• **What you will do**
Of the lines in this material, how many contain "skin"? Answer with a single number only.

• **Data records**
+ + + + + + +
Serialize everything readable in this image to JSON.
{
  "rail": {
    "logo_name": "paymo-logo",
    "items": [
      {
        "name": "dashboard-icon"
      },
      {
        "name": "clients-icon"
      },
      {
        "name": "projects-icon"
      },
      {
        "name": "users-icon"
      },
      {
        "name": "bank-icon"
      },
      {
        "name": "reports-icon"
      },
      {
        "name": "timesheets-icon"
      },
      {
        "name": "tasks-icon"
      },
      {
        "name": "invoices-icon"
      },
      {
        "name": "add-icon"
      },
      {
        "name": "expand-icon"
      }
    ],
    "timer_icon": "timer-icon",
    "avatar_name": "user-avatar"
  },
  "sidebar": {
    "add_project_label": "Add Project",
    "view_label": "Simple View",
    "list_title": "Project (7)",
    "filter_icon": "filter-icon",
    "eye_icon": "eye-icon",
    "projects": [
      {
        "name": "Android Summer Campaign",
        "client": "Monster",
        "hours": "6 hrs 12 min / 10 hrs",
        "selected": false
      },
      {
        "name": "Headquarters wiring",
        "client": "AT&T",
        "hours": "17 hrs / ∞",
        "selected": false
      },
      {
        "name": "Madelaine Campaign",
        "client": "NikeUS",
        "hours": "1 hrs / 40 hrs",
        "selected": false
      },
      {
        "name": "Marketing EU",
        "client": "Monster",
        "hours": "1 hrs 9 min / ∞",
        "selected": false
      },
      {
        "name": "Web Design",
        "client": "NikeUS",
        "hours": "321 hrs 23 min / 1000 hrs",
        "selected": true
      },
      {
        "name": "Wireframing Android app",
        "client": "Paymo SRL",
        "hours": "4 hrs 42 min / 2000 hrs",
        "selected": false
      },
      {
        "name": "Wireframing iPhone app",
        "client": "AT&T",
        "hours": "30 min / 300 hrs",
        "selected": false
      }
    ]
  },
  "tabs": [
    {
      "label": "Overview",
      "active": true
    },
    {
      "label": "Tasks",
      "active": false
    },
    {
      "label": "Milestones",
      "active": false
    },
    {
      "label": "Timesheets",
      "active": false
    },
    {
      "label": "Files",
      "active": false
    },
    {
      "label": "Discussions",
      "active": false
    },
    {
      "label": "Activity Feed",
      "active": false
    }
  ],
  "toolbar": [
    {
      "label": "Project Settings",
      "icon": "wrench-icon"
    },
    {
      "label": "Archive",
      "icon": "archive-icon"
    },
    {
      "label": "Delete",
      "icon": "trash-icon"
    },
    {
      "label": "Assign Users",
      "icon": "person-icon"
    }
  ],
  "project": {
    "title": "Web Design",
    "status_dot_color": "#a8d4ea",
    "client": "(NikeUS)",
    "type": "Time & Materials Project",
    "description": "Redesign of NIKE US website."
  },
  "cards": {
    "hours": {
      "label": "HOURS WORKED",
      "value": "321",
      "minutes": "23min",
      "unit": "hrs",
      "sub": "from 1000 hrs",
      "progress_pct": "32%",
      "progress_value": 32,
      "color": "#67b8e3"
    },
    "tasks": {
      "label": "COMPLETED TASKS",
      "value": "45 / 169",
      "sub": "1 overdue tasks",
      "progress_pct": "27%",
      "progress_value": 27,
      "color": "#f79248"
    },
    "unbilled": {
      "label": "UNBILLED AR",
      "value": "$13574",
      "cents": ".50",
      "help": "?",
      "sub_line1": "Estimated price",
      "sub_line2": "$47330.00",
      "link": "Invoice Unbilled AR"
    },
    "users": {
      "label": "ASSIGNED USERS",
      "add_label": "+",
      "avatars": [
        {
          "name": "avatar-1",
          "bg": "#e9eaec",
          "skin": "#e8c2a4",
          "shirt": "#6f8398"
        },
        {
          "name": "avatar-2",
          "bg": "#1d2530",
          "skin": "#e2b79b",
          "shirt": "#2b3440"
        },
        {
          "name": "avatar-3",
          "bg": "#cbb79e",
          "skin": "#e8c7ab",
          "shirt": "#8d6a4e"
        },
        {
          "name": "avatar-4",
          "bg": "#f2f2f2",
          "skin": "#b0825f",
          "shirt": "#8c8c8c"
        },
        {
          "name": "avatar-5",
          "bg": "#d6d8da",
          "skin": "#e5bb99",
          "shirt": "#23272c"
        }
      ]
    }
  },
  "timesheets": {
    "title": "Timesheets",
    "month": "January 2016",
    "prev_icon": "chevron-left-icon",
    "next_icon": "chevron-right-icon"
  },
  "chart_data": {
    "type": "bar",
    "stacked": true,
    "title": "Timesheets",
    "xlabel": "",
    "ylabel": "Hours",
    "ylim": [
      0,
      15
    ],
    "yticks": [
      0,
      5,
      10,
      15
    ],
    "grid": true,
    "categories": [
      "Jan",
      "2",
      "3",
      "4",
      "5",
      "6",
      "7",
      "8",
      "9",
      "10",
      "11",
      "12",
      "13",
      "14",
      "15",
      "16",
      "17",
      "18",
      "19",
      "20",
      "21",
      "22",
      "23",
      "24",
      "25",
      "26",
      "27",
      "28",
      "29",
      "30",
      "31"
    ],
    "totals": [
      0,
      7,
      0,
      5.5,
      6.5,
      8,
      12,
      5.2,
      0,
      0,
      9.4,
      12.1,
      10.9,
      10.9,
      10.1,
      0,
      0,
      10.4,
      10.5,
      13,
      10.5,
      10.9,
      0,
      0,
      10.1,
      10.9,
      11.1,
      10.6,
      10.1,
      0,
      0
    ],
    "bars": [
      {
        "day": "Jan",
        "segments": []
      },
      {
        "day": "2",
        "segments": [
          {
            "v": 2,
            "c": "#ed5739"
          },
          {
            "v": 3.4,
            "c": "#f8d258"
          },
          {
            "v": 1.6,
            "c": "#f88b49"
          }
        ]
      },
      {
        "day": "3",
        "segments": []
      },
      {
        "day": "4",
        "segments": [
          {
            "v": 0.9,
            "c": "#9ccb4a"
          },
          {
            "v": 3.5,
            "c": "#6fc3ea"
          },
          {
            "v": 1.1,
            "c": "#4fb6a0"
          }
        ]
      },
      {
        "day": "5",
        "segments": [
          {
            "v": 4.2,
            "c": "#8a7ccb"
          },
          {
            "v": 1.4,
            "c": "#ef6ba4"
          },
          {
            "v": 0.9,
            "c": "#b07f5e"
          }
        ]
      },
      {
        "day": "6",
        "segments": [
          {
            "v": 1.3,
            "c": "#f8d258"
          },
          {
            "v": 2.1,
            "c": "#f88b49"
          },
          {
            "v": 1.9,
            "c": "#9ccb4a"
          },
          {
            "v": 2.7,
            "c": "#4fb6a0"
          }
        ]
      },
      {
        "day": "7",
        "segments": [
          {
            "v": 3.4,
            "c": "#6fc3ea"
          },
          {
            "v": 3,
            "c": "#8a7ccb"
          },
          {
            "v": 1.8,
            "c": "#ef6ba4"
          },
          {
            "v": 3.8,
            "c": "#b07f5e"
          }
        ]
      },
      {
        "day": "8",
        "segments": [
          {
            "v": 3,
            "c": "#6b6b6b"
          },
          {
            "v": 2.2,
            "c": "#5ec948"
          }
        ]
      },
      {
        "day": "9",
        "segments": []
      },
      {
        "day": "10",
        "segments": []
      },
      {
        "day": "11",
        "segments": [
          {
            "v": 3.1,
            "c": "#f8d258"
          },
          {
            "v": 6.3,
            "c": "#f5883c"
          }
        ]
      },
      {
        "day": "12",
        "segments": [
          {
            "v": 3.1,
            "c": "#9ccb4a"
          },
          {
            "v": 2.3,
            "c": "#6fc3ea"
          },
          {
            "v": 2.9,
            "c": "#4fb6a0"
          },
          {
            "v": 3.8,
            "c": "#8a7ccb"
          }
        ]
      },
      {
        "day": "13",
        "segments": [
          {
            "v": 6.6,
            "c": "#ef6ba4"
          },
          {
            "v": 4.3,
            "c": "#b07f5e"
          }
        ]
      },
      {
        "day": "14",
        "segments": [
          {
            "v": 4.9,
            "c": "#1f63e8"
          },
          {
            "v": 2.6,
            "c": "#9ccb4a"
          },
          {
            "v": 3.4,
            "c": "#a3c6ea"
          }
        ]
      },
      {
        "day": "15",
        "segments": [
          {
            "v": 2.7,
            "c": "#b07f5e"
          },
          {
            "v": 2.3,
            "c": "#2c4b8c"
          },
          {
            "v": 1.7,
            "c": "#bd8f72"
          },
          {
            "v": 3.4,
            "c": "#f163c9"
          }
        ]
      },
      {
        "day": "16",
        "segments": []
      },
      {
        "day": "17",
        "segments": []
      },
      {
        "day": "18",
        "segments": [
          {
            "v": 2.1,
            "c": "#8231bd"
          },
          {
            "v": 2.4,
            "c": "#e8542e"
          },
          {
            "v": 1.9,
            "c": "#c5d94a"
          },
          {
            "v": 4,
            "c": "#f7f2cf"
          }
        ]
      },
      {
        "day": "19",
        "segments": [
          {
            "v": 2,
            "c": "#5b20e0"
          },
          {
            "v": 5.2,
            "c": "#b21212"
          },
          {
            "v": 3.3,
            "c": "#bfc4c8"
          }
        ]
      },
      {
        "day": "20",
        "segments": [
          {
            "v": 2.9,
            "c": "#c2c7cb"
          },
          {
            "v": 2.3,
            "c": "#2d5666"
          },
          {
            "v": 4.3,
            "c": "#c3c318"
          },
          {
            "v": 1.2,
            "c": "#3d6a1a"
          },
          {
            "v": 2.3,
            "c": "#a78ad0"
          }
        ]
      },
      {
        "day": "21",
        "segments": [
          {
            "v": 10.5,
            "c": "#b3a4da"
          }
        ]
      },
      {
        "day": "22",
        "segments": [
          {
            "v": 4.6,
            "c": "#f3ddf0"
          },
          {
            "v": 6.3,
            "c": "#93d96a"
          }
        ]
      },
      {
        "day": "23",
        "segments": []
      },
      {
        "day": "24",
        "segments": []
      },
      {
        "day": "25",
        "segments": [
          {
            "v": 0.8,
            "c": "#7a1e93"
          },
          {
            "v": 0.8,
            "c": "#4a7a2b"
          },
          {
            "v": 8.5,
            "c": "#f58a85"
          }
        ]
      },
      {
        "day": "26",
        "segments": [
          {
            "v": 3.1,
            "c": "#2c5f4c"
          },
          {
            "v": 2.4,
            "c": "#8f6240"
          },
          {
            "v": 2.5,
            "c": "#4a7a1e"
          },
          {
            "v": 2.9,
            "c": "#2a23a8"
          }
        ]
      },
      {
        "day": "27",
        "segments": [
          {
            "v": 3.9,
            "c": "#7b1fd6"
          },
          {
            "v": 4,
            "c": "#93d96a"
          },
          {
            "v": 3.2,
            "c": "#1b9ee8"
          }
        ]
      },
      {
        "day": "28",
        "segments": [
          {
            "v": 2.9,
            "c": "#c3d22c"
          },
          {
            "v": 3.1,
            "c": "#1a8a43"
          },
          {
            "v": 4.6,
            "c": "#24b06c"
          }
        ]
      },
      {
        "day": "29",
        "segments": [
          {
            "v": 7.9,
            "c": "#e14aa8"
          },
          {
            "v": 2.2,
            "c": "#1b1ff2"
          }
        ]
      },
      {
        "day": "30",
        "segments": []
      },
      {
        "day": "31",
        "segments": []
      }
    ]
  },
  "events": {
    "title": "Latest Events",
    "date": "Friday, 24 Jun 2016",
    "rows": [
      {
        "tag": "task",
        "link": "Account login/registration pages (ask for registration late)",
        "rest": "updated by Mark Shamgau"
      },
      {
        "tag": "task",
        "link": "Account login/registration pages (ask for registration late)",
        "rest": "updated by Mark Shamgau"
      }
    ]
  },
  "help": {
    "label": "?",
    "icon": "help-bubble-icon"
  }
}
+ + + + + + +
• **Full output**
5